Do any lines in the data below contain "text"? If so, copy every one of them.

Recorded data:
===============

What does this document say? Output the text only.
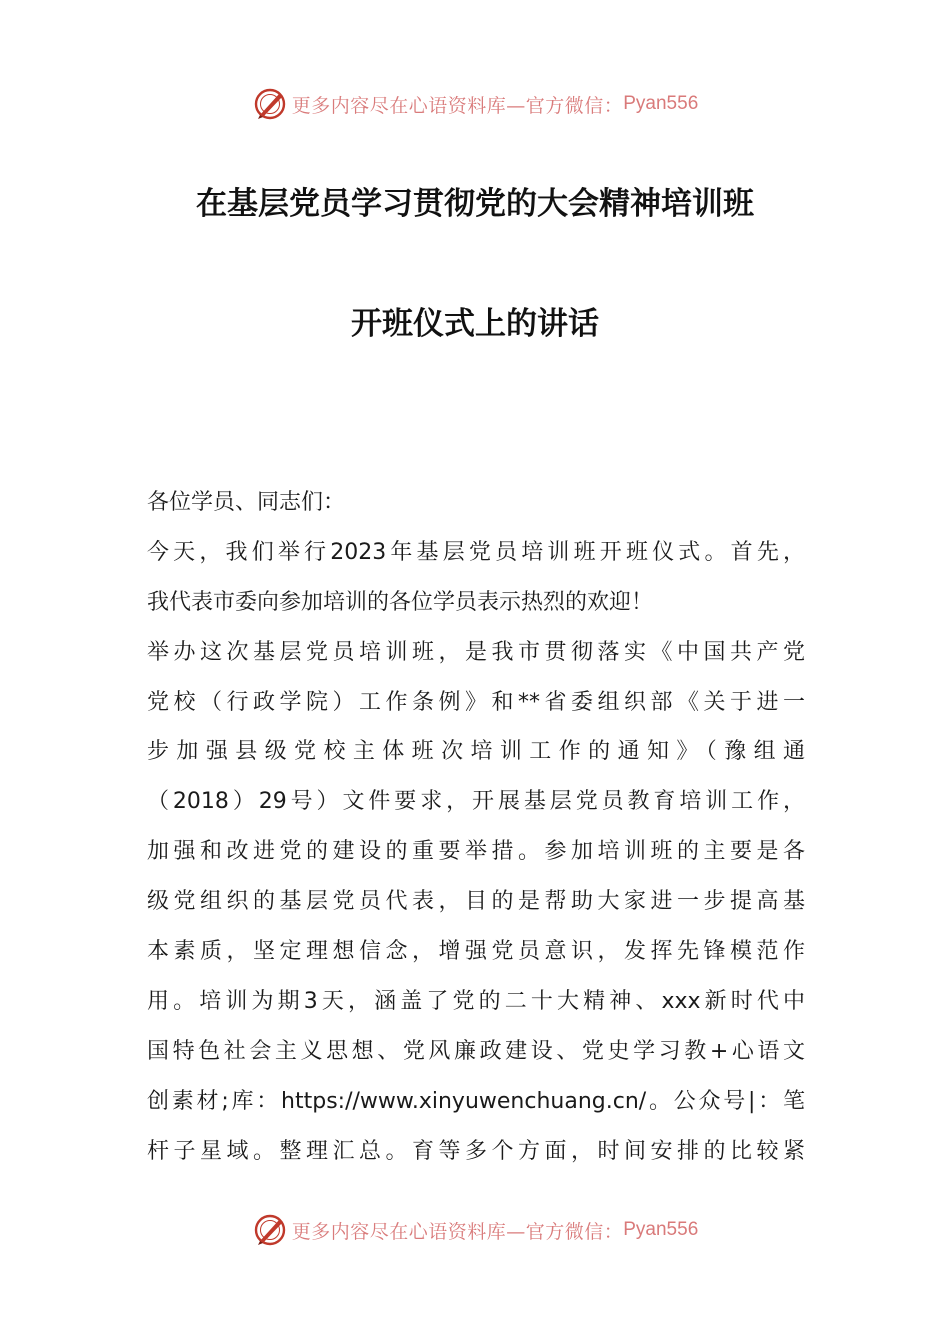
更多内容尽在心语资料库—官方微信： Pyan556
在基层党员学习贯彻党的大会精神培训班
开班仪式上的讲话
各位学员、同志们：
今天，我们举行2023年基层党员培训班开班仪式。首先，
我代表市委向参加培训的各位学员表示热烈的欢迎！
举办这次基层党员培训班，是我市贯彻落实《中国共产党
党校（行政学院）工作条例》和**省委组织部《关于进一
步加强县级党校主体班次培训工作的通知》（豫组通
（2018）29号）文件要求，开展基层党员教育培训工作，
加强和改进党的建设的重要举措。参加培训班的主要是各
级党组织的基层党员代表，目的是帮助大家进一步提高基
本素质，坚定理想信念，增强党员意识，发挥先锋模范作
用。培训为期3天，涵盖了党的二十大精神、xxx新时代中
国特色社会主义思想、党风廉政建设、党史学习教+心语文
创素材;库：https://www.xinyuwenchuang.cn/。公众号|：笔
杆子星域。整理汇总。育等多个方面，时间安排的比较紧
更多内容尽在心语资料库—官方微信： Pyan556
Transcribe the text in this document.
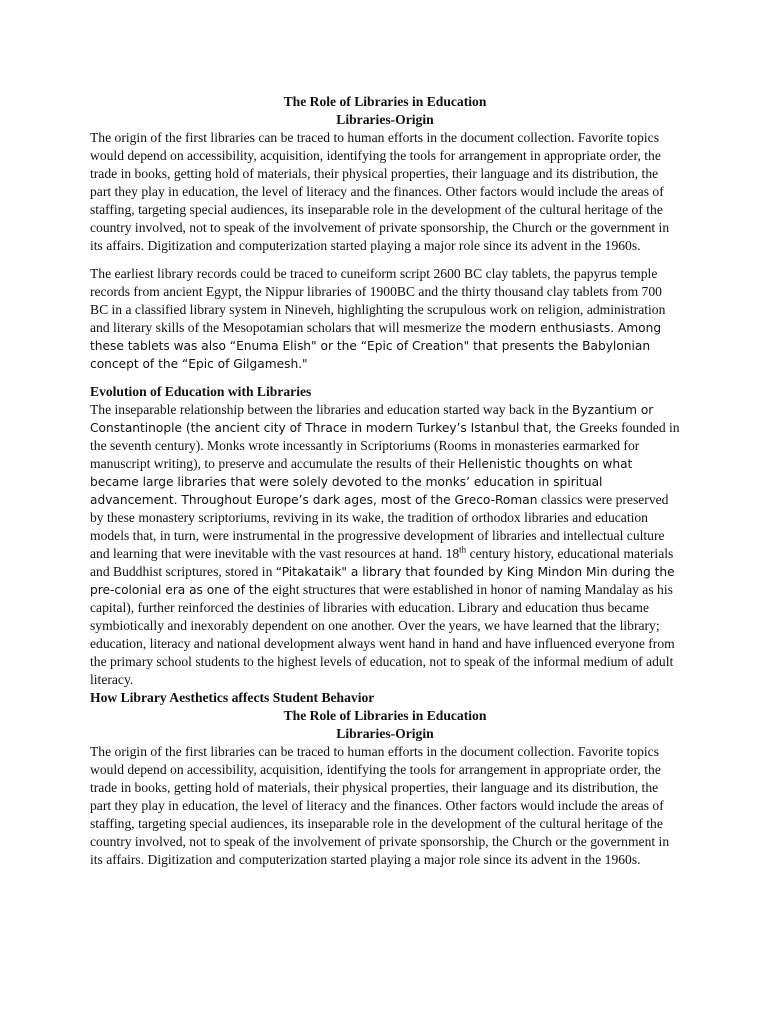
The Role of Libraries in Education

Libraries-Origin

The origin of the first libraries can be traced to human efforts in the document collection. Favorite topics would depend on accessibility, acquisition, identifying the tools for arrangement in appropriate order, the trade in books, getting hold of materials, their physical properties, their language and its distribution, the part they play in education, the level of literacy and the finances. Other factors would include the areas of staffing, targeting special audiences, its inseparable role in the development of the cultural heritage of the country involved, not to speak of the involvement of private sponsorship, the Church or the government in its affairs. Digitization and computerization started playing a major role since its advent in the 1960s.

The earliest library records could be traced to cuneiform script 2600 BC clay tablets, the papyrus temple records from ancient Egypt, the Nippur libraries of 1900BC and the thirty thousand clay tablets from 700 BC in a classified library system in Nineveh, highlighting the scrupulous work on religion, administration and literary skills of the Mesopotamian scholars that will mesmerize the modern enthusiasts. Among these tablets was also “Enuma Elish" or the “Epic of Creation" that presents the Babylonian concept of the “Epic of Gilgamesh."

Evolution of Education with Libraries

The inseparable relationship between the libraries and education started way back in the Byzantium or Constantinople (the ancient city of Thrace in modern Turkey’s Istanbul that, the Greeks founded in the seventh century). Monks wrote incessantly in Scriptoriums (Rooms in monasteries earmarked for manuscript writing), to preserve and accumulate the results of their Hellenistic thoughts on what became large libraries that were solely devoted to the monks’ education in spiritual advancement. Throughout Europe’s dark ages, most of the Greco-Roman classics were preserved by these monastery scriptoriums, reviving in its wake, the tradition of orthodox libraries and education models that, in turn, were instrumental in the progressive development of libraries and intellectual culture and learning that were inevitable with the vast resources at hand. 18th century history, educational materials and Buddhist scriptures, stored in “Pitakataik" a library that founded by King Mindon Min during the pre-colonial era as one of the eight structures that were established in honor of naming Mandalay as his capital), further reinforced the destinies of libraries with education. Library and education thus became symbiotically and inexorably dependent on one another. Over the years, we have learned that the library; education, literacy and national development always went hand in hand and have influenced everyone from the primary school students to the highest levels of education, not to speak of the informal medium of adult literacy.

How Library Aesthetics affects Student Behavior

The Role of Libraries in Education

Libraries-Origin

The origin of the first libraries can be traced to human efforts in the document collection. Favorite topics would depend on accessibility, acquisition, identifying the tools for arrangement in appropriate order, the trade in books, getting hold of materials, their physical properties, their language and its distribution, the part they play in education, the level of literacy and the finances. Other factors would include the areas of staffing, targeting special audiences, its inseparable role in the development of the cultural heritage of the country involved, not to speak of the involvement of private sponsorship, the Church or the government in its affairs. Digitization and computerization started playing a major role since its advent in the 1960s.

===============

Exercise response:
What does this document say? Output the text only.
Transcribe the text in this document.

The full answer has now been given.